■ THE DATA:
════════
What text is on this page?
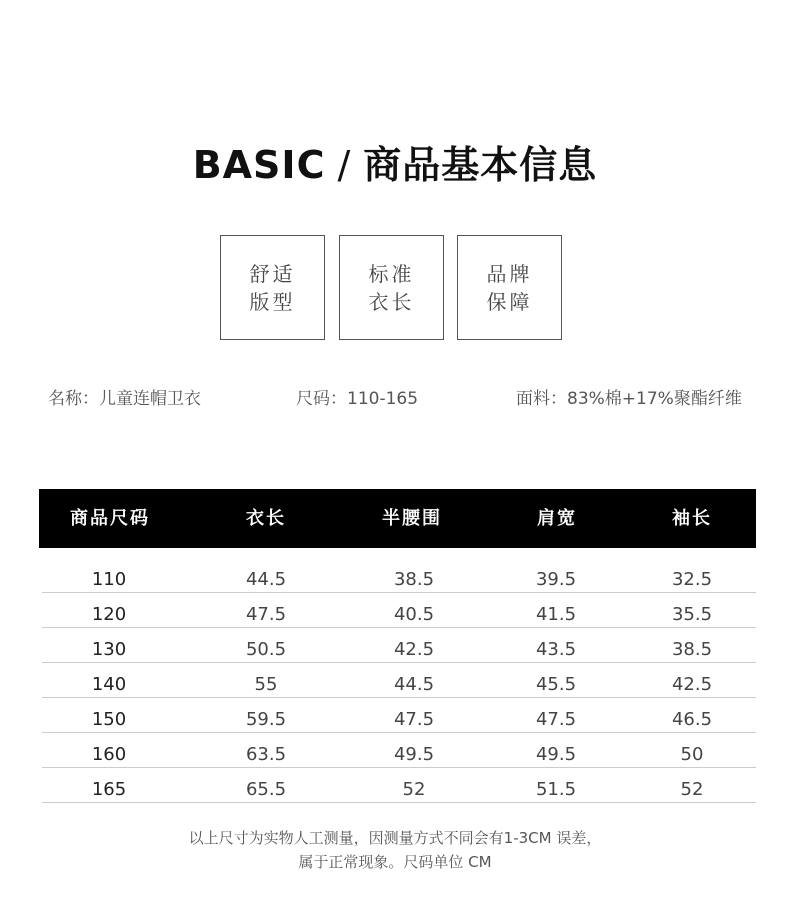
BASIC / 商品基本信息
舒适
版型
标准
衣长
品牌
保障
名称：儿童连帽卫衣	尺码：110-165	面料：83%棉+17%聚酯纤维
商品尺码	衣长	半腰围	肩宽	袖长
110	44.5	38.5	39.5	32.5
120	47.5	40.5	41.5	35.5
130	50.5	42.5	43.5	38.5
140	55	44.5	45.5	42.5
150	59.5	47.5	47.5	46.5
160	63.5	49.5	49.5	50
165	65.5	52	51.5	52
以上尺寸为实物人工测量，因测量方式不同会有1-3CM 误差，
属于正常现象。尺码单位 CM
════════
Set the data above down again exactly as given, with no pictures.

What text is on this page?
BASIC / 商品基本信息
舒适
版型
标准
衣长
品牌
保障
名称：儿童连帽卫衣	尺码：110-165	面料：83%棉+17%聚酯纤维
商品尺码	衣长	半腰围	肩宽	袖长
110	44.5	38.5	39.5	32.5
120	47.5	40.5	41.5	35.5
130	50.5	42.5	43.5	38.5
140	55	44.5	45.5	42.5
150	59.5	47.5	47.5	46.5
160	63.5	49.5	49.5	50
165	65.5	52	51.5	52
以上尺寸为实物人工测量，因测量方式不同会有1-3CM 误差，
属于正常现象。尺码单位 CM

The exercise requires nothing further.